## EXERCISE DESCRIPTION
Find how many lines hold the word "JSON" and give that number only.
##### DATA LINES
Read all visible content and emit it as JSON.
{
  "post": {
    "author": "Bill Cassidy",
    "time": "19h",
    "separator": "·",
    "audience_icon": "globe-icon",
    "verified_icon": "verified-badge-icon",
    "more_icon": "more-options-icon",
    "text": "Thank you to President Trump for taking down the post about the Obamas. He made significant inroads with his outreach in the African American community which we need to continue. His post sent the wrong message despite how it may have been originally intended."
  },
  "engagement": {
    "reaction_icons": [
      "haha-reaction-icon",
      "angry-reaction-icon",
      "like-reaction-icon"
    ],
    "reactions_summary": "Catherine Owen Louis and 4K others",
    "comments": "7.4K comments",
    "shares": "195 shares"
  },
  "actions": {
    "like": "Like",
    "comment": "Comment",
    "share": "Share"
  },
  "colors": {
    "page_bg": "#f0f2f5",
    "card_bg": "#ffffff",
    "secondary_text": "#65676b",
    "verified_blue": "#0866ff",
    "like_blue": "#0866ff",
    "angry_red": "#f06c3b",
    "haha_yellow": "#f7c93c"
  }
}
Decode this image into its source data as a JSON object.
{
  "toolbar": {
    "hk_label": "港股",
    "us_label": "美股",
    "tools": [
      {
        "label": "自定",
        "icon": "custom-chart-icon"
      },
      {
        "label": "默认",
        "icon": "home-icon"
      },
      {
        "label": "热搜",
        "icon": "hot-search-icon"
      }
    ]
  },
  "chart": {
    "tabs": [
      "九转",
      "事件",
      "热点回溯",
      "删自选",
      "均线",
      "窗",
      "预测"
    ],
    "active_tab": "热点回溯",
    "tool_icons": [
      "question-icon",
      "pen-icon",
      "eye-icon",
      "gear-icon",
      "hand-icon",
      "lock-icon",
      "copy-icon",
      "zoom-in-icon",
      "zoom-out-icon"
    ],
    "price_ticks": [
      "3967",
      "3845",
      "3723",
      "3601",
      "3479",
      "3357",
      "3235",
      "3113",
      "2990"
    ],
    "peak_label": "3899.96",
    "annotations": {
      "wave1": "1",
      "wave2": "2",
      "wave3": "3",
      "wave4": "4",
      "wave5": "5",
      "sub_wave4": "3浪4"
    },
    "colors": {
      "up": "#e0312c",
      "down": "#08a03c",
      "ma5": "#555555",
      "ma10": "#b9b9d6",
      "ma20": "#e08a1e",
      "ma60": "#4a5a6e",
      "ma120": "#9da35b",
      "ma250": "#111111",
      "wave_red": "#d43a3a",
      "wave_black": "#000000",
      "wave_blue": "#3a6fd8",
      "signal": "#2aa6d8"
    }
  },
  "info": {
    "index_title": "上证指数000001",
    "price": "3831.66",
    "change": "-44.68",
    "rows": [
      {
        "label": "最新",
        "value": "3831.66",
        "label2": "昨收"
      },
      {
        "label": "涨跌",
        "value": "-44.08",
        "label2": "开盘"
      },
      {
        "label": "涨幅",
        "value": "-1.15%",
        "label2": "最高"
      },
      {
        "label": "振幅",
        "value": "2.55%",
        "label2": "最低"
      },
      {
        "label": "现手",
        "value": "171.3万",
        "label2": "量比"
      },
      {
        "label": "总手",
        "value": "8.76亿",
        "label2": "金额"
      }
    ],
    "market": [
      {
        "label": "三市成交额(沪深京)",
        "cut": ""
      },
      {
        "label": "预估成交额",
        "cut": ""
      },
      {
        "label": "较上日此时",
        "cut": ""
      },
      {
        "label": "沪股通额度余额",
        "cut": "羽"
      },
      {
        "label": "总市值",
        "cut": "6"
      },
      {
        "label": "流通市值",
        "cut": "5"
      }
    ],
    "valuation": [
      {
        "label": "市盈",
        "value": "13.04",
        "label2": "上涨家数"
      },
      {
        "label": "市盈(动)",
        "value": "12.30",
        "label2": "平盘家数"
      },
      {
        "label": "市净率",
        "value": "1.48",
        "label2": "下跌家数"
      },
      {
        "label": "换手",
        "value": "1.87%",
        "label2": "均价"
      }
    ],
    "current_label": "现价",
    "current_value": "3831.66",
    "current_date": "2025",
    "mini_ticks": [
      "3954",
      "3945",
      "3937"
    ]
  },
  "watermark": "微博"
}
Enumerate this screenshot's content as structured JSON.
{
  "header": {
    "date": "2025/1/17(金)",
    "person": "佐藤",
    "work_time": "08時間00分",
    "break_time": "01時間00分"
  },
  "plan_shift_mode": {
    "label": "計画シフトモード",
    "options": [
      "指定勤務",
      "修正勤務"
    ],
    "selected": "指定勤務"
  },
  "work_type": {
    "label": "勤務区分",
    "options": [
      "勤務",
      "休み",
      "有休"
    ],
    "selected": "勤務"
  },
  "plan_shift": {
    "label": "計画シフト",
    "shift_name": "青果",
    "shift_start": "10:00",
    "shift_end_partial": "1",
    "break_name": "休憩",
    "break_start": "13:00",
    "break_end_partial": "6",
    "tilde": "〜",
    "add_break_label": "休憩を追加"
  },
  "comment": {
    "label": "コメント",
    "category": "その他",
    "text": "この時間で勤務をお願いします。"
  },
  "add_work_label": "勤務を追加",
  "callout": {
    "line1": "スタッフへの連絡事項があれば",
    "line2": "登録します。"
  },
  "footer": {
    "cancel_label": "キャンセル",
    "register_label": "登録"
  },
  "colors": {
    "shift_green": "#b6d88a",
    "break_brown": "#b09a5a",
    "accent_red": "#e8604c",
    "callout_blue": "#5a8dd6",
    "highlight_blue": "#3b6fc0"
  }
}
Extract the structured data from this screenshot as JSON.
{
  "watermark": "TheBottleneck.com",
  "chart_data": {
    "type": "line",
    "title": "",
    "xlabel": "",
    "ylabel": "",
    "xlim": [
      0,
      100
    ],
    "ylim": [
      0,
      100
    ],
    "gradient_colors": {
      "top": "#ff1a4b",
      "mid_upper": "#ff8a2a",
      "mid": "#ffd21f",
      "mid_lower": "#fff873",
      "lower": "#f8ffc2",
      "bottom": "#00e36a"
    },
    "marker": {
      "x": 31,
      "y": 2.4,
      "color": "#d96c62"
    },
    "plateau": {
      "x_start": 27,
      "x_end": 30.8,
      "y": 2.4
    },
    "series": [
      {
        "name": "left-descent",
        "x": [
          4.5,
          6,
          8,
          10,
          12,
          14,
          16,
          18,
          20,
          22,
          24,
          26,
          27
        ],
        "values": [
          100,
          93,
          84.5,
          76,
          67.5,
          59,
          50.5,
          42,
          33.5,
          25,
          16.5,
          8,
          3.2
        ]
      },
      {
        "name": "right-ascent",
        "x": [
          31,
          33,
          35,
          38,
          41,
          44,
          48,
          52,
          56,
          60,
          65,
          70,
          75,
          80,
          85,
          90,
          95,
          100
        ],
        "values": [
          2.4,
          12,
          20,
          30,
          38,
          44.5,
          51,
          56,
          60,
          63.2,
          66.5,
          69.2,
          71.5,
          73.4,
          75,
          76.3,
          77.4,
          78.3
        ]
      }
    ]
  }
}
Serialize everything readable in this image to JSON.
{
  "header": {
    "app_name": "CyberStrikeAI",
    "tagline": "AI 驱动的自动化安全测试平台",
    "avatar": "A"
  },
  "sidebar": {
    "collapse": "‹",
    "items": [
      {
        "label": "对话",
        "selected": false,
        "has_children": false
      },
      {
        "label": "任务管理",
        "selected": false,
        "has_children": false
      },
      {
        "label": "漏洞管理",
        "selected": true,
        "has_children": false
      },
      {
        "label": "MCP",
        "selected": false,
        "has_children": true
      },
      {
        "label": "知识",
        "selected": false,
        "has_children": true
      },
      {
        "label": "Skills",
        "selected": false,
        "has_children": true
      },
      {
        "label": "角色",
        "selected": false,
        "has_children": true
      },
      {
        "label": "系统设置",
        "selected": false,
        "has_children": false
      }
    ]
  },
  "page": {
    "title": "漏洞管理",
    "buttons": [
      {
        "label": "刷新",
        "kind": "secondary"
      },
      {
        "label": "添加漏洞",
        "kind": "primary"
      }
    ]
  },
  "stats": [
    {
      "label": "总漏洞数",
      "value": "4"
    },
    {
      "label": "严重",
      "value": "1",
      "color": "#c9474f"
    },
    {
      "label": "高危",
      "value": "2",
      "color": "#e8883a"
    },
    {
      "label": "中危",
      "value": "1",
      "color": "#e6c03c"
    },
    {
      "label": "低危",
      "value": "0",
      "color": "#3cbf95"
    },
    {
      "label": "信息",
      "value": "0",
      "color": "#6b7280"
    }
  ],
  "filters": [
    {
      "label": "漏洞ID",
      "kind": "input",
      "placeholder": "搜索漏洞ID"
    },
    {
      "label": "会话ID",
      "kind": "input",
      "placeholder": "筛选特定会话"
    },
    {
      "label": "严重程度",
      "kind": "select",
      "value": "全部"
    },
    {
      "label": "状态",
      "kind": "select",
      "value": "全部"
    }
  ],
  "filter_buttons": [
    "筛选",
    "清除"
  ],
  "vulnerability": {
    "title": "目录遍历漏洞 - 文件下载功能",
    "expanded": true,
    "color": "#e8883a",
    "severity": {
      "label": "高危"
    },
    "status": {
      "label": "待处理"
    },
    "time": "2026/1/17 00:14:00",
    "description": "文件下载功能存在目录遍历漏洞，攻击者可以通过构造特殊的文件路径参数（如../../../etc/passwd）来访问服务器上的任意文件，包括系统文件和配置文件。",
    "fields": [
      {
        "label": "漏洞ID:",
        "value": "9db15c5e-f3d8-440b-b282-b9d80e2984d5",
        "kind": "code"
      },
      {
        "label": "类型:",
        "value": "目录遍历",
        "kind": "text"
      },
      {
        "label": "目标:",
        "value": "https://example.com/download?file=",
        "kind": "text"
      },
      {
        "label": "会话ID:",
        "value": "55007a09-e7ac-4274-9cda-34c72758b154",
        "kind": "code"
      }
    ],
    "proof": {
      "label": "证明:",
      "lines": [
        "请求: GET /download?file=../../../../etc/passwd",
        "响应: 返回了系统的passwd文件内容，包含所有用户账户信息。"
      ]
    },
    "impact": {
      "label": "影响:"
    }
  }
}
##########
## RESPONSE BELOW
5